** Start Provided data **

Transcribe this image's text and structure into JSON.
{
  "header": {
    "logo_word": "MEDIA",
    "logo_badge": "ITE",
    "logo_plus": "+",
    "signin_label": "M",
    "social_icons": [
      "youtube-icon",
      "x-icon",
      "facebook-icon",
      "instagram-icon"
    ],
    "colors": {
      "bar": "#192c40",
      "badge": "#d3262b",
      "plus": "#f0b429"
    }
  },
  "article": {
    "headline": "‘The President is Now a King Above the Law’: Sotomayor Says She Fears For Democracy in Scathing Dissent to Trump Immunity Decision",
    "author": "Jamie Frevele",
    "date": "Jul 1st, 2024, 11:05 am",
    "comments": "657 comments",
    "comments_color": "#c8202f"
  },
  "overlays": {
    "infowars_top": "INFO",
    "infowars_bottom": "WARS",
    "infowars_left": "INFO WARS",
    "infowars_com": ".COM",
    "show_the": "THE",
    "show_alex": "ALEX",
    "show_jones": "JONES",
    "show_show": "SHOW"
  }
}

** End Provided data **

Request>
Please quote every record above exactly as it appears.

Reply>
Transcribe this image's text and structure into JSON.
{
  "header": {
    "logo_word": "MEDIA",
    "logo_badge": "ITE",
    "logo_plus": "+",
    "signin_label": "M",
    "social_icons": [
      "youtube-icon",
      "x-icon",
      "facebook-icon",
      "instagram-icon"
    ],
    "colors": {
      "bar": "#192c40",
      "badge": "#d3262b",
      "plus": "#f0b429"
    }
  },
  "article": {
    "headline": "‘The President is Now a King Above the Law’: Sotomayor Says She Fears For Democracy in Scathing Dissent to Trump Immunity Decision",
    "author": "Jamie Frevele",
    "date": "Jul 1st, 2024, 11:05 am",
    "comments": "657 comments",
    "comments_color": "#c8202f"
  },
  "overlays": {
    "infowars_top": "INFO",
    "infowars_bottom": "WARS",
    "infowars_left": "INFO WARS",
    "infowars_com": ".COM",
    "show_the": "THE",
    "show_alex": "ALEX",
    "show_jones": "JONES",
    "show_show": "SHOW"
  }
}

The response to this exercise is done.